> Problem:
Copy out the following lines from the records without any changes: start at the line containing "chess-box: ♜♟♞♟♝♟♚♟♛♟♟♝♜♟♟♞♞♟♟♜♝♟♟♛♟♚♟♝♟♞♟♜ (49, 337, 1146, 805)" and stop after the final line of the records.

> Input for this task:
******************************

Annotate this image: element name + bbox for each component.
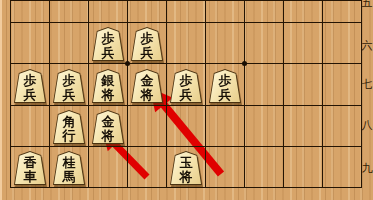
grid-line-vertical [322,0,323,188]
move-arrow-shaft [113,143,147,177]
grid-line-vertical [10,0,11,188]
piece-kanji: 歩兵 [209,74,241,101]
grid-line-horizontal [10,146,362,147]
shogi-piece-pawn-6六[interactable]: 歩兵 [131,27,163,61]
star-point [242,61,247,66]
piece-kanji: 玉将 [170,156,202,183]
grid-line-horizontal [10,0,362,1]
shogi-piece-gold-7八[interactable]: 金将 [92,110,124,144]
shogi-board: 五六七八九歩兵歩兵歩兵歩兵銀将金将歩兵歩兵角行金将香車桂馬玉将 [0,0,373,200]
piece-kanji: 歩兵 [14,74,46,101]
piece-kanji: 角行 [53,115,85,142]
grid-line-vertical [88,0,89,188]
shogi-piece-pawn-4七[interactable]: 歩兵 [209,69,241,103]
star-point [125,61,130,66]
grid-line-horizontal [10,22,362,23]
piece-kanji: 桂馬 [53,156,85,183]
grid-line-horizontal [10,63,362,64]
rank-label: 六 [361,39,373,52]
shogi-piece-gold-6七[interactable]: 金将 [131,69,163,103]
piece-kanji: 金将 [131,74,163,101]
grid-line-vertical [166,0,167,188]
rank-label: 九 [361,162,373,175]
shogi-piece-lance-9九[interactable]: 香車 [14,151,46,185]
rank-label: 八 [361,119,373,132]
shogi-piece-pawn-7六[interactable]: 歩兵 [92,27,124,61]
grid-line-vertical [205,0,206,188]
piece-kanji: 香車 [14,156,46,183]
shogi-piece-pawn-8七[interactable]: 歩兵 [53,69,85,103]
piece-kanji: 歩兵 [53,74,85,101]
grid-line-horizontal [10,187,362,188]
grid-line-vertical [127,0,128,188]
shogi-piece-knight-8九[interactable]: 桂馬 [53,151,85,185]
grid-line-vertical [283,0,284,188]
board-edge-highlight [0,0,2,200]
piece-kanji: 歩兵 [131,32,163,59]
shogi-piece-king-5九[interactable]: 玉将 [170,151,202,185]
grid-line-vertical [361,0,362,188]
grid-line-vertical [49,0,50,188]
grid-line-horizontal [10,105,362,106]
shogi-piece-bishop-8八[interactable]: 角行 [53,110,85,144]
piece-kanji: 歩兵 [170,74,202,101]
shogi-piece-silver-7七[interactable]: 銀将 [92,69,124,103]
piece-kanji: 金将 [92,115,124,142]
piece-kanji: 銀将 [92,74,124,101]
rank-label: 七 [361,78,373,91]
shogi-piece-pawn-5七[interactable]: 歩兵 [170,69,202,103]
shogi-piece-pawn-9七[interactable]: 歩兵 [14,69,46,103]
grid-line-vertical [244,0,245,188]
rank-label: 五 [361,0,373,9]
piece-kanji: 歩兵 [92,32,124,59]
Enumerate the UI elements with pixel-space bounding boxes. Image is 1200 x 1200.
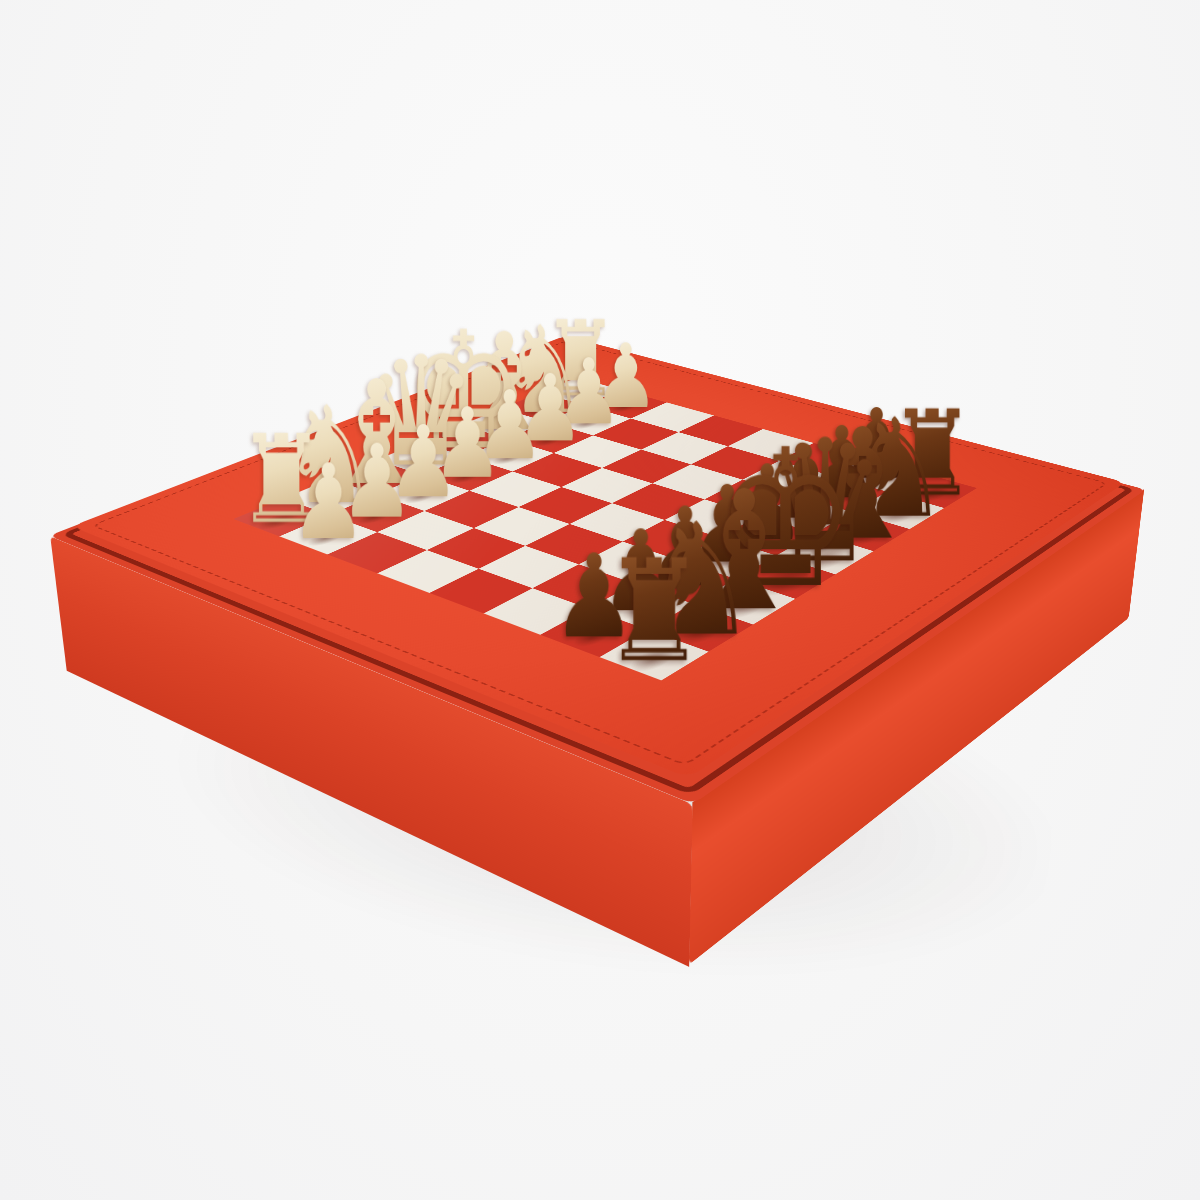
chess-box: ♜♟♞♟♝♟♚♟♛♟♟♝♜♟♟♞♞♟♟♜♝♟♟♛♟♚♟♝♟♞♟♜ (49, 337, 1146, 805)
scene: ♜♟♞♟♝♟♚♟♛♟♟♝♜♟♟♞♞♟♟♜♝♟♟♛♟♚♟♝♟♞♟♜ (0, 0, 1200, 1200)
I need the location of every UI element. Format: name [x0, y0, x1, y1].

******************************

> Solution for this task:
chess-box: ♜♟♞♟♝♟♚♟♛♟♟♝♜♟♟♞♞♟♟♜♝♟♟♛♟♚♟♝♟♞♟♜ (49, 337, 1146, 805)
scene: ♜♟♞♟♝♟♚♟♛♟♟♝♜♟♟♞♞♟♟♜♝♟♟♛♟♚♟♝♟♞♟♜ (0, 0, 1200, 1200)
I need the location of every UI element. Format: name [x0, y0, x1, y1].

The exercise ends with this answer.